═════ Input for this task ═════
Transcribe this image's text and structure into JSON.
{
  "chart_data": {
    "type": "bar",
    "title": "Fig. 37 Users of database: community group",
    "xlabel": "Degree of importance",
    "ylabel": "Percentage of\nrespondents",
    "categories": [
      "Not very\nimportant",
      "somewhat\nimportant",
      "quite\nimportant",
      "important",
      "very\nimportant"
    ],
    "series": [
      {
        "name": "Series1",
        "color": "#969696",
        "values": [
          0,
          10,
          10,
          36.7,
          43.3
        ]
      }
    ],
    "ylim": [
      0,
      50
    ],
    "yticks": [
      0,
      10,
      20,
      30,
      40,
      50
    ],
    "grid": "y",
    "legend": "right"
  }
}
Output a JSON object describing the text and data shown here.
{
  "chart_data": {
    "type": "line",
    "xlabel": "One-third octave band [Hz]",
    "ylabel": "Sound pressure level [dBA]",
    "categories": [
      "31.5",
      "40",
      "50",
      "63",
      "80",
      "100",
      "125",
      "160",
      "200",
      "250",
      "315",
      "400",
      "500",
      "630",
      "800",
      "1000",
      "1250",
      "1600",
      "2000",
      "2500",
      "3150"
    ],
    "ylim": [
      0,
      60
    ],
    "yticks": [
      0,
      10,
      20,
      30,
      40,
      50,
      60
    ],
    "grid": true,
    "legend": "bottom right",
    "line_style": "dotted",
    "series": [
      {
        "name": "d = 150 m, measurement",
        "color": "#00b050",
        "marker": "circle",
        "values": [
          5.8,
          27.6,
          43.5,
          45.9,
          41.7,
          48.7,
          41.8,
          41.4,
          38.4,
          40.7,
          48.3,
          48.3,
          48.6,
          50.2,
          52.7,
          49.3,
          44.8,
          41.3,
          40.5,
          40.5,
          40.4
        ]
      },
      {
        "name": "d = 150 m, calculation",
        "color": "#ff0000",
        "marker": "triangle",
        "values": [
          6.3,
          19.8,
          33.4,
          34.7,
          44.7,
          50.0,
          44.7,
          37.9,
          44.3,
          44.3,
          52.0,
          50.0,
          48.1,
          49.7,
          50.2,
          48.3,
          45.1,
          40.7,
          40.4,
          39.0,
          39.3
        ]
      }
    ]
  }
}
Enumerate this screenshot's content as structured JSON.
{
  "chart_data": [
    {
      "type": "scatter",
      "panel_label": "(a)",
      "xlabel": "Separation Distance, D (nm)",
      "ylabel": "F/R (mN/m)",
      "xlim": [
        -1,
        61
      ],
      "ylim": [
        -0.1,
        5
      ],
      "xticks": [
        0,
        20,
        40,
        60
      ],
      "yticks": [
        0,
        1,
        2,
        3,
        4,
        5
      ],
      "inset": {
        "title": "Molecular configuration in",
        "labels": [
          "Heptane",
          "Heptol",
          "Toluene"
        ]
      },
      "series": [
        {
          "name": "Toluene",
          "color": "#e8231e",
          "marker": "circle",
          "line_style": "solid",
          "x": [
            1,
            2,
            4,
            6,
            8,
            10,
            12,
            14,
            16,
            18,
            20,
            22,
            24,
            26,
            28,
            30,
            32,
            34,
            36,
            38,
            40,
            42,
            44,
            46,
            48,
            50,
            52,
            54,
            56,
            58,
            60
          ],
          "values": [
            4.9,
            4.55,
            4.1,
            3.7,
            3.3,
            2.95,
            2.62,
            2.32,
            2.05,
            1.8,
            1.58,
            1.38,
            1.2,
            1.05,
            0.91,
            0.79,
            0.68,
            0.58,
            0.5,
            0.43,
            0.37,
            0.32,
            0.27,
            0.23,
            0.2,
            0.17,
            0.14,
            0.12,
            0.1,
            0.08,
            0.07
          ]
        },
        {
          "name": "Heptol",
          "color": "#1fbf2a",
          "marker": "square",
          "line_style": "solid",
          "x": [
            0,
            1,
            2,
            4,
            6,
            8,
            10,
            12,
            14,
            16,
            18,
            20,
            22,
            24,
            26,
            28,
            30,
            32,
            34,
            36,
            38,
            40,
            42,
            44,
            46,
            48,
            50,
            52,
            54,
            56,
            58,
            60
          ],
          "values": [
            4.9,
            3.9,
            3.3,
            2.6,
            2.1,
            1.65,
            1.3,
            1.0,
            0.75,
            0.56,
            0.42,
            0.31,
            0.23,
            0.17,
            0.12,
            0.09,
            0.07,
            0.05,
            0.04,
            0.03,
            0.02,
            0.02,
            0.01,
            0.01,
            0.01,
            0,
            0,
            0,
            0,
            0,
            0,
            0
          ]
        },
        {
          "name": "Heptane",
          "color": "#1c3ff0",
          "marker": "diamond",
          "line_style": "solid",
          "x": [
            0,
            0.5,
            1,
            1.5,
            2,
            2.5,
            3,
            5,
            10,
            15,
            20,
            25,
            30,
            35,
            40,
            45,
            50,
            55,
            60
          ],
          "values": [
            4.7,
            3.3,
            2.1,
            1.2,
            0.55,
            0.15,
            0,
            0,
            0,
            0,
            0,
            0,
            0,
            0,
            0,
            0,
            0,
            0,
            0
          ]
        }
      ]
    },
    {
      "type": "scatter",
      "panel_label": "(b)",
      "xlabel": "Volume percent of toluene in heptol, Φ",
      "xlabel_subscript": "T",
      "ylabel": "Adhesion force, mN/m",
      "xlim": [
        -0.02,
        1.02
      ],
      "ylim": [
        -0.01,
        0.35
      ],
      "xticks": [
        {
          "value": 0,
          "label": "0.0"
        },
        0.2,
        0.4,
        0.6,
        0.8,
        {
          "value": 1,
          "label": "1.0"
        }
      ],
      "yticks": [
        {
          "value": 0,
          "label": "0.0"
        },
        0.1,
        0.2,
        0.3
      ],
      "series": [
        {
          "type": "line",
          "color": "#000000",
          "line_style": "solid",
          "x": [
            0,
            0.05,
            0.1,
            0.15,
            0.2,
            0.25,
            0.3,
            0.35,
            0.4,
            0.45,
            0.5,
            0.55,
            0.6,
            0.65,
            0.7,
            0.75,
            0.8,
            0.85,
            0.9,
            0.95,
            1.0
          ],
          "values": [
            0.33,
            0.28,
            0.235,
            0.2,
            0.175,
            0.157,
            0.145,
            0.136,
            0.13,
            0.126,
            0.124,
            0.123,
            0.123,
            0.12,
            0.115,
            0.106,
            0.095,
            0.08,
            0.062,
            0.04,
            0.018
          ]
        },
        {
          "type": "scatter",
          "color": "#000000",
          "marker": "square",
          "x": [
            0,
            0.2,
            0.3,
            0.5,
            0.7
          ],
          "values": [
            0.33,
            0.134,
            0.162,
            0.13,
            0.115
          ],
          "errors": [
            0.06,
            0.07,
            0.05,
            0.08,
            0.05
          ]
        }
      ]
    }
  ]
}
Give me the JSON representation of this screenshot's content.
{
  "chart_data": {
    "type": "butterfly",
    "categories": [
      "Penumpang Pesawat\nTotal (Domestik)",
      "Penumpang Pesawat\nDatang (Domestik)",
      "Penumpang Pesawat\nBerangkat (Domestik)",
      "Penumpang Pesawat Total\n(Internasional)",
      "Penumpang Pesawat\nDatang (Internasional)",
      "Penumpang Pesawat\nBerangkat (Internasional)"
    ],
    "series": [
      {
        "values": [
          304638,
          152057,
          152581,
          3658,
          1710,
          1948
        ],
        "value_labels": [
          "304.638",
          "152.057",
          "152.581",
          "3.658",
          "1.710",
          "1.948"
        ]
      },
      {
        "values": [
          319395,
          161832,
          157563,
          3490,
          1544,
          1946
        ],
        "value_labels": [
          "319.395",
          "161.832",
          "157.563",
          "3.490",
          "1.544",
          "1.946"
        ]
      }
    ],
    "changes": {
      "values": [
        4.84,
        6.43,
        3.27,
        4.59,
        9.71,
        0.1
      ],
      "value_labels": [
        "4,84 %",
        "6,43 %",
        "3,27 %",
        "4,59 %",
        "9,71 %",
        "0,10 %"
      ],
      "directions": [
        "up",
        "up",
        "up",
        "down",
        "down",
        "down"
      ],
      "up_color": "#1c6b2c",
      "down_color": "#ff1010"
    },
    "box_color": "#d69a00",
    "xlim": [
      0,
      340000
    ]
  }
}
═════
• _Instructions for the task_:
State the number of lines that contain the string "text", with no other words.

• _Task solution_:
2